Structured figure records:
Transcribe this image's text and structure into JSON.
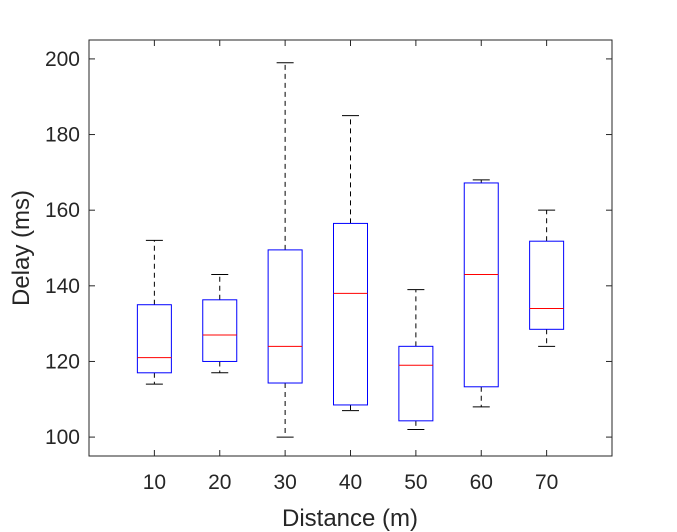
{
  "chart_data": {
    "type": "boxplot",
    "title": "",
    "xlabel": "Distance (m)",
    "ylabel": "Delay (ms)",
    "ylim": [
      95,
      205
    ],
    "yticks": [
      100,
      120,
      140,
      160,
      180,
      200
    ],
    "grid": false,
    "legend": "none",
    "categories": [
      "10",
      "20",
      "30",
      "40",
      "50",
      "60",
      "70"
    ],
    "boxes": [
      {
        "category": "10",
        "whisker_low": 114,
        "q1": 117,
        "median": 121,
        "q3": 135,
        "whisker_high": 152
      },
      {
        "category": "20",
        "whisker_low": 117,
        "q1": 120,
        "median": 127,
        "q3": 136.3,
        "whisker_high": 143
      },
      {
        "category": "30",
        "whisker_low": 100,
        "q1": 114.3,
        "median": 124,
        "q3": 149.5,
        "whisker_high": 199
      },
      {
        "category": "40",
        "whisker_low": 107,
        "q1": 108.5,
        "median": 138,
        "q3": 156.5,
        "whisker_high": 185
      },
      {
        "category": "50",
        "whisker_low": 102,
        "q1": 104.3,
        "median": 119,
        "q3": 124,
        "whisker_high": 139
      },
      {
        "category": "60",
        "whisker_low": 108,
        "q1": 113.3,
        "median": 143,
        "q3": 167.2,
        "whisker_high": 168
      },
      {
        "category": "70",
        "whisker_low": 124,
        "q1": 128.5,
        "median": 134,
        "q3": 151.8,
        "whisker_high": 160
      }
    ],
    "colors": {
      "box": "#0000ff",
      "median": "#ff0000",
      "whisker": "#000000",
      "axis": "#262626"
    }
  }
}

◆ What the task requires ◆
From the listing above, print every entry precisely and drop the pictures.

◆ Solution to the exercise ◆
Transcribe this image's text and structure into JSON.
{
  "chart_data": {
    "type": "boxplot",
    "title": "",
    "xlabel": "Distance (m)",
    "ylabel": "Delay (ms)",
    "ylim": [
      95,
      205
    ],
    "yticks": [
      100,
      120,
      140,
      160,
      180,
      200
    ],
    "grid": false,
    "legend": "none",
    "categories": [
      "10",
      "20",
      "30",
      "40",
      "50",
      "60",
      "70"
    ],
    "boxes": [
      {
        "category": "10",
        "whisker_low": 114,
        "q1": 117,
        "median": 121,
        "q3": 135,
        "whisker_high": 152
      },
      {
        "category": "20",
        "whisker_low": 117,
        "q1": 120,
        "median": 127,
        "q3": 136.3,
        "whisker_high": 143
      },
      {
        "category": "30",
        "whisker_low": 100,
        "q1": 114.3,
        "median": 124,
        "q3": 149.5,
        "whisker_high": 199
      },
      {
        "category": "40",
        "whisker_low": 107,
        "q1": 108.5,
        "median": 138,
        "q3": 156.5,
        "whisker_high": 185
      },
      {
        "category": "50",
        "whisker_low": 102,
        "q1": 104.3,
        "median": 119,
        "q3": 124,
        "whisker_high": 139
      },
      {
        "category": "60",
        "whisker_low": 108,
        "q1": 113.3,
        "median": 143,
        "q3": 167.2,
        "whisker_high": 168
      },
      {
        "category": "70",
        "whisker_low": 124,
        "q1": 128.5,
        "median": 134,
        "q3": 151.8,
        "whisker_high": 160
      }
    ],
    "colors": {
      "box": "#0000ff",
      "median": "#ff0000",
      "whisker": "#000000",
      "axis": "#262626"
    }
  }
}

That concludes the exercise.